Dataset entries on figures:
>>>

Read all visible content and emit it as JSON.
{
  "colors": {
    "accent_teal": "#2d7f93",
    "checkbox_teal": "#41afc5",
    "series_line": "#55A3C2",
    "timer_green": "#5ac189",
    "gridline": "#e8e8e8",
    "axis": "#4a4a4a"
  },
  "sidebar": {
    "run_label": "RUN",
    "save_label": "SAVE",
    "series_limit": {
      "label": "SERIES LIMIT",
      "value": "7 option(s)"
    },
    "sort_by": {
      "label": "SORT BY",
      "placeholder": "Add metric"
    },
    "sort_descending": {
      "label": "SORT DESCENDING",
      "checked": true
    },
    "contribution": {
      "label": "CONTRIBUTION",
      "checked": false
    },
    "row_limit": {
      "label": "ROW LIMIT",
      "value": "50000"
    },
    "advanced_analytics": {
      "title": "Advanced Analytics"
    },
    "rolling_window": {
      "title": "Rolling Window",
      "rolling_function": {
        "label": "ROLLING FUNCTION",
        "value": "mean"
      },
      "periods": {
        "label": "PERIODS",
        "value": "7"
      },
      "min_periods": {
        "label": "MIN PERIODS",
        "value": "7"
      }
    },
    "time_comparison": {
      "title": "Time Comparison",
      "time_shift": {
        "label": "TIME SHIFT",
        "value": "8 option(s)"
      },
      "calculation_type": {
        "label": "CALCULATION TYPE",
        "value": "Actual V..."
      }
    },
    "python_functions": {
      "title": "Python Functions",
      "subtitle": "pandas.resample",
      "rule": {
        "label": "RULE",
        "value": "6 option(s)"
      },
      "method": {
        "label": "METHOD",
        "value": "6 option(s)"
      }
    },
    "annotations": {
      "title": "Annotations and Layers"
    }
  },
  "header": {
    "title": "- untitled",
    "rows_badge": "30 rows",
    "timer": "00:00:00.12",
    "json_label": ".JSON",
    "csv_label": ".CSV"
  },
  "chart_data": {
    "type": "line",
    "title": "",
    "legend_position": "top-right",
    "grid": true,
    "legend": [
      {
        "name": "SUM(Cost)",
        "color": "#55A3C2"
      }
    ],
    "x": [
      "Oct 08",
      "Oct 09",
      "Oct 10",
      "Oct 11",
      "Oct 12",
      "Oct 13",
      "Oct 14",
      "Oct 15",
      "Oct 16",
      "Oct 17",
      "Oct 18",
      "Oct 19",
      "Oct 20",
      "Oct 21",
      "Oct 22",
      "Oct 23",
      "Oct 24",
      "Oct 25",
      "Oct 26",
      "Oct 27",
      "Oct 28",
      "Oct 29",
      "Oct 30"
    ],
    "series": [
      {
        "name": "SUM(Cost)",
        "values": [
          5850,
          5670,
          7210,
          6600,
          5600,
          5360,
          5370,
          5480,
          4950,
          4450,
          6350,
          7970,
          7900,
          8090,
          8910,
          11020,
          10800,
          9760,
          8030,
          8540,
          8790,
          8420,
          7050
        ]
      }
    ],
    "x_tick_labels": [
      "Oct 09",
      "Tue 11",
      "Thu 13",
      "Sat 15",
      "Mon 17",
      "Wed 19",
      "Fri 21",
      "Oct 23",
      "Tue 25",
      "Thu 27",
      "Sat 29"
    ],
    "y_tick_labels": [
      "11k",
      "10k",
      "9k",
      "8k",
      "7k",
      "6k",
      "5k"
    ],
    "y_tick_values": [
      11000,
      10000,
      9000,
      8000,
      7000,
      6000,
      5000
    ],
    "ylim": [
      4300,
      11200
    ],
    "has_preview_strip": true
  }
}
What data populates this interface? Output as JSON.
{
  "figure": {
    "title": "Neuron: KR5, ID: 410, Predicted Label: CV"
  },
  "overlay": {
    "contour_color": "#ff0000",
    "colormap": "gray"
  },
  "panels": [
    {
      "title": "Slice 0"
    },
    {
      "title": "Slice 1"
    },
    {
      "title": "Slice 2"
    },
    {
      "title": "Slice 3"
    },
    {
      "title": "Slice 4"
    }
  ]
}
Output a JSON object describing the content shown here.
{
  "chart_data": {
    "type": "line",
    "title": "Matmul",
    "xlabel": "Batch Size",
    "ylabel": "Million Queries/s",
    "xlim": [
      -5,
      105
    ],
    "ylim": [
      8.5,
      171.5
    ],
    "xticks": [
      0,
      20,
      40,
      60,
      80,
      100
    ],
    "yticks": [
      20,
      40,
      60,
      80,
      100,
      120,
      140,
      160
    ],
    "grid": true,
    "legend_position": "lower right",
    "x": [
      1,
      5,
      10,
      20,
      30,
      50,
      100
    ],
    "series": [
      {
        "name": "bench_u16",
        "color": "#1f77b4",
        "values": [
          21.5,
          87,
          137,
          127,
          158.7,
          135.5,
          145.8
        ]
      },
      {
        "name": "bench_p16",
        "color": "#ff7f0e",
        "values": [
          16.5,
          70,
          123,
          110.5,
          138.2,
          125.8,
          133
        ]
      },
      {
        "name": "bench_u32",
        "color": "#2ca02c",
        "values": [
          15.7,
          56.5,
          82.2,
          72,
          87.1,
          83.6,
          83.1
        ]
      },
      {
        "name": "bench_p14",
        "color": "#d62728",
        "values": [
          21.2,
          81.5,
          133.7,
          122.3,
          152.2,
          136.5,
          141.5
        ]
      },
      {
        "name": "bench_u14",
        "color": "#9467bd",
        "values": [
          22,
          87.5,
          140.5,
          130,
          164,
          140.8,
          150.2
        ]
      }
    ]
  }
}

<<<

Written exercise:
Reproduce the entire listing word for word.

The response:
Read all visible content and emit it as JSON.
{
  "colors": {
    "accent_teal": "#2d7f93",
    "checkbox_teal": "#41afc5",
    "series_line": "#55A3C2",
    "timer_green": "#5ac189",
    "gridline": "#e8e8e8",
    "axis": "#4a4a4a"
  },
  "sidebar": {
    "run_label": "RUN",
    "save_label": "SAVE",
    "series_limit": {
      "label": "SERIES LIMIT",
      "value": "7 option(s)"
    },
    "sort_by": {
      "label": "SORT BY",
      "placeholder": "Add metric"
    },
    "sort_descending": {
      "label": "SORT DESCENDING",
      "checked": true
    },
    "contribution": {
      "label": "CONTRIBUTION",
      "checked": false
    },
    "row_limit": {
      "label": "ROW LIMIT",
      "value": "50000"
    },
    "advanced_analytics": {
      "title": "Advanced Analytics"
    },
    "rolling_window": {
      "title": "Rolling Window",
      "rolling_function": {
        "label": "ROLLING FUNCTION",
        "value": "mean"
      },
      "periods": {
        "label": "PERIODS",
        "value": "7"
      },
      "min_periods": {
        "label": "MIN PERIODS",
        "value": "7"
      }
    },
    "time_comparison": {
      "title": "Time Comparison",
      "time_shift": {
        "label": "TIME SHIFT",
        "value": "8 option(s)"
      },
      "calculation_type": {
        "label": "CALCULATION TYPE",
        "value": "Actual V..."
      }
    },
    "python_functions": {
      "title": "Python Functions",
      "subtitle": "pandas.resample",
      "rule": {
        "label": "RULE",
        "value": "6 option(s)"
      },
      "method": {
        "label": "METHOD",
        "value": "6 option(s)"
      }
    },
    "annotations": {
      "title": "Annotations and Layers"
    }
  },
  "header": {
    "title": "- untitled",
    "rows_badge": "30 rows",
    "timer": "00:00:00.12",
    "json_label": ".JSON",
    "csv_label": ".CSV"
  },
  "chart_data": {
    "type": "line",
    "title": "",
    "legend_position": "top-right",
    "grid": true,
    "legend": [
      {
        "name": "SUM(Cost)",
        "color": "#55A3C2"
      }
    ],
    "x": [
      "Oct 08",
      "Oct 09",
      "Oct 10",
      "Oct 11",
      "Oct 12",
      "Oct 13",
      "Oct 14",
      "Oct 15",
      "Oct 16",
      "Oct 17",
      "Oct 18",
      "Oct 19",
      "Oct 20",
      "Oct 21",
      "Oct 22",
      "Oct 23",
      "Oct 24",
      "Oct 25",
      "Oct 26",
      "Oct 27",
      "Oct 28",
      "Oct 29",
      "Oct 30"
    ],
    "series": [
      {
        "name": "SUM(Cost)",
        "values": [
          5850,
          5670,
          7210,
          6600,
          5600,
          5360,
          5370,
          5480,
          4950,
          4450,
          6350,
          7970,
          7900,
          8090,
          8910,
          11020,
          10800,
          9760,
          8030,
          8540,
          8790,
          8420,
          7050
        ]
      }
    ],
    "x_tick_labels": [
      "Oct 09",
      "Tue 11",
      "Thu 13",
      "Sat 15",
      "Mon 17",
      "Wed 19",
      "Fri 21",
      "Oct 23",
      "Tue 25",
      "Thu 27",
      "Sat 29"
    ],
    "y_tick_labels": [
      "11k",
      "10k",
      "9k",
      "8k",
      "7k",
      "6k",
      "5k"
    ],
    "y_tick_values": [
      11000,
      10000,
      9000,
      8000,
      7000,
      6000,
      5000
    ],
    "ylim": [
      4300,
      11200
    ],
    "has_preview_strip": true
  }
}
What data populates this interface? Output as JSON.
{
  "figure": {
    "title": "Neuron: KR5, ID: 410, Predicted Label: CV"
  },
  "overlay": {
    "contour_color": "#ff0000",
    "colormap": "gray"
  },
  "panels": [
    {
      "title": "Slice 0"
    },
    {
      "title": "Slice 1"
    },
    {
      "title": "Slice 2"
    },
    {
      "title": "Slice 3"
    },
    {
      "title": "Slice 4"
    }
  ]
}
Output a JSON object describing the content shown here.
{
  "chart_data": {
    "type": "line",
    "title": "Matmul",
    "xlabel": "Batch Size",
    "ylabel": "Million Queries/s",
    "xlim": [
      -5,
      105
    ],
    "ylim": [
      8.5,
      171.5
    ],
    "xticks": [
      0,
      20,
      40,
      60,
      80,
      100
    ],
    "yticks": [
      20,
      40,
      60,
      80,
      100,
      120,
      140,
      160
    ],
    "grid": true,
    "legend_position": "lower right",
    "x": [
      1,
      5,
      10,
      20,
      30,
      50,
      100
    ],
    "series": [
      {
        "name": "bench_u16",
        "color": "#1f77b4",
        "values": [
          21.5,
          87,
          137,
          127,
          158.7,
          135.5,
          145.8
        ]
      },
      {
        "name": "bench_p16",
        "color": "#ff7f0e",
        "values": [
          16.5,
          70,
          123,
          110.5,
          138.2,
          125.8,
          133
        ]
      },
      {
        "name": "bench_u32",
        "color": "#2ca02c",
        "values": [
          15.7,
          56.5,
          82.2,
          72,
          87.1,
          83.6,
          83.1
        ]
      },
      {
        "name": "bench_p14",
        "color": "#d62728",
        "values": [
          21.2,
          81.5,
          133.7,
          122.3,
          152.2,
          136.5,
          141.5
        ]
      },
      {
        "name": "bench_u14",
        "color": "#9467bd",
        "values": [
          22,
          87.5,
          140.5,
          130,
          164,
          140.8,
          150.2
        ]
      }
    ]
  }
}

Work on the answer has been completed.